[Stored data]

------------------------------------

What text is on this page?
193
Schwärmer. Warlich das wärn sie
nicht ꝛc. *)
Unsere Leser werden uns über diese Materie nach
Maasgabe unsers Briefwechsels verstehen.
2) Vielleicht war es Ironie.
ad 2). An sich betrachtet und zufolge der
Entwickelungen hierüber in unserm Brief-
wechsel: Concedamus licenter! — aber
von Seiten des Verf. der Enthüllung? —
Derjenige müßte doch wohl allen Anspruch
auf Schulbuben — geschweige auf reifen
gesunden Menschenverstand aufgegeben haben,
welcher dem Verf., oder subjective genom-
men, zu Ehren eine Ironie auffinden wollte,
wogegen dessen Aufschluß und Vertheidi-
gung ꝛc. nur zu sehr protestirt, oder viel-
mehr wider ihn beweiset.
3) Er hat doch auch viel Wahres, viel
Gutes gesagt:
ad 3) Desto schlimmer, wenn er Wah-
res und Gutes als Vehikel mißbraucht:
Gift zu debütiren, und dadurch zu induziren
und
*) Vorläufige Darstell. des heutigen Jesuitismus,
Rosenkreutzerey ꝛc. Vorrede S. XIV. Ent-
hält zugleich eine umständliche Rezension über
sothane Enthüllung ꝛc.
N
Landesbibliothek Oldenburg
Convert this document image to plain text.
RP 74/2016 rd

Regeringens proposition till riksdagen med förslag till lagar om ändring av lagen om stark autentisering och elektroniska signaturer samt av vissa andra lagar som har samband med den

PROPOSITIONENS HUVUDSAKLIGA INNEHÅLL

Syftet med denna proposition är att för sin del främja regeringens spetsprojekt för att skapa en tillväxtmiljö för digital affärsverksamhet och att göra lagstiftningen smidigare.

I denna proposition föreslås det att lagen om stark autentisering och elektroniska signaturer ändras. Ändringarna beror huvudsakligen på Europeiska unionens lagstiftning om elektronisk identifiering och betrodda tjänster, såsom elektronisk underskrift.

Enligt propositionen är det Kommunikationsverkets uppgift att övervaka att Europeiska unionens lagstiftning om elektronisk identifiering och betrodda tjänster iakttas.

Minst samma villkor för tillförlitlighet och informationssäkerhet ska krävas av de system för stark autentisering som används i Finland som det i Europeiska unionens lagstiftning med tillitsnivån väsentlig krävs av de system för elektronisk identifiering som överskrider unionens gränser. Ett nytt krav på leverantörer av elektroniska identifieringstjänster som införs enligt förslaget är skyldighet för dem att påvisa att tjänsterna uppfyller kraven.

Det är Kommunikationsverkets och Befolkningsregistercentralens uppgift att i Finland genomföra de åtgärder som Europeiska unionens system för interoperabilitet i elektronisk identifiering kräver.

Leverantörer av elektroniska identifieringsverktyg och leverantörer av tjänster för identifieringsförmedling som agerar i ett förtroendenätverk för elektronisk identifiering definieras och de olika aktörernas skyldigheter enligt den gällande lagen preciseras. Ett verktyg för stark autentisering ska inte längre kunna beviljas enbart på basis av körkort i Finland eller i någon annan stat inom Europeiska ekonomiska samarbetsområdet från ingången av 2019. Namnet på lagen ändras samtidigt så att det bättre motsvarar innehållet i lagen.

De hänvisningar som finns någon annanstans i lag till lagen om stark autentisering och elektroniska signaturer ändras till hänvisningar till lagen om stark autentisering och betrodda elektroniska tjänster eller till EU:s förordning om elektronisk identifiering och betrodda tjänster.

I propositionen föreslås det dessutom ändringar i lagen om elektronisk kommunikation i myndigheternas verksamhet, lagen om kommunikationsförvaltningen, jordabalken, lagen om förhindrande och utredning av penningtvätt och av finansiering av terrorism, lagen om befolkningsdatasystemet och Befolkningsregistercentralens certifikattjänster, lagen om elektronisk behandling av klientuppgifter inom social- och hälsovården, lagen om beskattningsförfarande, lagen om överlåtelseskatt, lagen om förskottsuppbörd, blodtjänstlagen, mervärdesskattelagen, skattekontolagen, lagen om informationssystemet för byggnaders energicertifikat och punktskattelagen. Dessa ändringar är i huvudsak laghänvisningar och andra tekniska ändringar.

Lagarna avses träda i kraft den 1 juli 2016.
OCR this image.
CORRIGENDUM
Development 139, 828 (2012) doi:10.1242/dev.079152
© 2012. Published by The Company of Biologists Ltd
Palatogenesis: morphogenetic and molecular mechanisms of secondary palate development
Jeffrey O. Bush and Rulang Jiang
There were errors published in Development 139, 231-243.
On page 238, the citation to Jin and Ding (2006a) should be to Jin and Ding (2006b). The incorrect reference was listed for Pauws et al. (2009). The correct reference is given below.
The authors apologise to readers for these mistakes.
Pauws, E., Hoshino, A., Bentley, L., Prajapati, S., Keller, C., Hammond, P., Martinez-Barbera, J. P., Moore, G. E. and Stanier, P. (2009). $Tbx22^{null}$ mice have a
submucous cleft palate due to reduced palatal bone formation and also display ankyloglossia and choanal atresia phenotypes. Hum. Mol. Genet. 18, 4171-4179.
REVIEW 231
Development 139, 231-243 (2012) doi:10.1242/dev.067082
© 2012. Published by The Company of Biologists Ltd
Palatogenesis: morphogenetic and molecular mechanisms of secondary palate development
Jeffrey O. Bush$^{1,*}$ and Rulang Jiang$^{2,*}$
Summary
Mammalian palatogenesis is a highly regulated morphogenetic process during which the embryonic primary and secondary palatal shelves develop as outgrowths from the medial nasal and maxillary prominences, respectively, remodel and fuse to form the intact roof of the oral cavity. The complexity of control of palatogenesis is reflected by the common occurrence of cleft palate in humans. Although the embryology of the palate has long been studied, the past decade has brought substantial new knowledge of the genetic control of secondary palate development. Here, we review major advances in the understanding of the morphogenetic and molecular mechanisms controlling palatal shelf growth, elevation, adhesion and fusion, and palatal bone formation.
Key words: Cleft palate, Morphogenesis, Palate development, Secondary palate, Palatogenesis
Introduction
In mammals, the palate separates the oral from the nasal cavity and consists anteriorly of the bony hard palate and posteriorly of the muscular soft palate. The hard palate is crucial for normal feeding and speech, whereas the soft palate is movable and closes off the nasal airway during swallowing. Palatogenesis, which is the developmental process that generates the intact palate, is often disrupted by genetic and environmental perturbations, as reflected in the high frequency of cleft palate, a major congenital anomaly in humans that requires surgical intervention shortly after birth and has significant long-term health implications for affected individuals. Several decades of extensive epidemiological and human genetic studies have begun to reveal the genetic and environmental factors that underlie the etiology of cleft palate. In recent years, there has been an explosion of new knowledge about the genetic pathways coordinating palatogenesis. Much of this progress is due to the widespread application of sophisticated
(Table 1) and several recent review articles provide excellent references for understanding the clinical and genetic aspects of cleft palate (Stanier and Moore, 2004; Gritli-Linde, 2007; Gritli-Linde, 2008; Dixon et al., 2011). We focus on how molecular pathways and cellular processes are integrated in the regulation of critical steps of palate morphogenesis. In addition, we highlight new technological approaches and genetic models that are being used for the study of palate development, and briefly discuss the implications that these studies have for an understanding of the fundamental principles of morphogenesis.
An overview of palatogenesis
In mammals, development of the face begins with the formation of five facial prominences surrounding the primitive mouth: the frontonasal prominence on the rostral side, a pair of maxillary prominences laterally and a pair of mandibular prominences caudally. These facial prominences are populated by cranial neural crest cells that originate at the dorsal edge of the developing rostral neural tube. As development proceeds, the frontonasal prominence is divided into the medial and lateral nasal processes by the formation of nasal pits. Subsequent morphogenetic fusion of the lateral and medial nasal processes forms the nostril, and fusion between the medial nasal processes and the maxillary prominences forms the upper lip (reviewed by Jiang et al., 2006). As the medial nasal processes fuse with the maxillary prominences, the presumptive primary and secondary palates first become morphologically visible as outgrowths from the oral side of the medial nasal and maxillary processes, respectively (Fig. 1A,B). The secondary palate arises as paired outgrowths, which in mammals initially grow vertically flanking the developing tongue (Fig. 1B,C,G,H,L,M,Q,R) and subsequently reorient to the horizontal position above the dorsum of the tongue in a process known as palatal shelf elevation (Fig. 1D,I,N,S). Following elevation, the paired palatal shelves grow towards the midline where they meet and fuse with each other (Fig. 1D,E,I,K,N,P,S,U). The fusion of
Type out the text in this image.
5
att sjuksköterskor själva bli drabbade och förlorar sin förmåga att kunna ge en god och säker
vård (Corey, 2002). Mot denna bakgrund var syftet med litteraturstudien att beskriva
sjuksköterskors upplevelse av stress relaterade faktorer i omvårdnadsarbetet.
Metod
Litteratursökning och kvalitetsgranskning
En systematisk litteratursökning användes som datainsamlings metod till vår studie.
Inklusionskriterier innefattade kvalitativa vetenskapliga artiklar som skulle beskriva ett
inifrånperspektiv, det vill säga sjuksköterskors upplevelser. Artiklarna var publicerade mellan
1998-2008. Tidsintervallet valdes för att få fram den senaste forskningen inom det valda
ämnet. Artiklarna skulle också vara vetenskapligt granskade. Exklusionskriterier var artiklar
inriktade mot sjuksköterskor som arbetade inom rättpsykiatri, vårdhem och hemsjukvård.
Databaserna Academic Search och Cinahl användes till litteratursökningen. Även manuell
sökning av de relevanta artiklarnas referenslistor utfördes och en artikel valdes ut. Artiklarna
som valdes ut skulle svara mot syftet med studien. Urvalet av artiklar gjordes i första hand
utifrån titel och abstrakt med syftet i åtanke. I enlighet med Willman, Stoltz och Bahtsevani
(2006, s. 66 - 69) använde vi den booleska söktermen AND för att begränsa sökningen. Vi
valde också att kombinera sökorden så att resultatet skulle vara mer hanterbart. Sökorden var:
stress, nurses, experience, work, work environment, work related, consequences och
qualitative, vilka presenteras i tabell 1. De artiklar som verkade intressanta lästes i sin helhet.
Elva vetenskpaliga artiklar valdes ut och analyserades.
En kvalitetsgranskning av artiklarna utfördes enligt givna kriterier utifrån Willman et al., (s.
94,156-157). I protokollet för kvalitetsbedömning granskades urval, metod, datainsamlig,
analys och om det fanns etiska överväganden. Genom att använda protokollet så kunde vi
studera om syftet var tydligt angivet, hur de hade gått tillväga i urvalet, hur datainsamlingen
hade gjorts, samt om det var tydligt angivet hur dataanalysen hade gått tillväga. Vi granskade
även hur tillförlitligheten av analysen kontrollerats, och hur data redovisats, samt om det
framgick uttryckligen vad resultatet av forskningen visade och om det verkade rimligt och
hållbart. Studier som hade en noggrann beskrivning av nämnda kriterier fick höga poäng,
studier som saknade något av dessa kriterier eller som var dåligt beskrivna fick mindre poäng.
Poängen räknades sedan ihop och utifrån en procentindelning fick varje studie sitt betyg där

------------------------------------

THE PROBLEM :: Among the lines of the data, identify those with the word "Ironie". Copy each of them.

RESPONSE FOR THIS EXERCISE ::
2) Vielleicht war es Ironie.
men, zu Ehren eine Ironie auffinden wollte,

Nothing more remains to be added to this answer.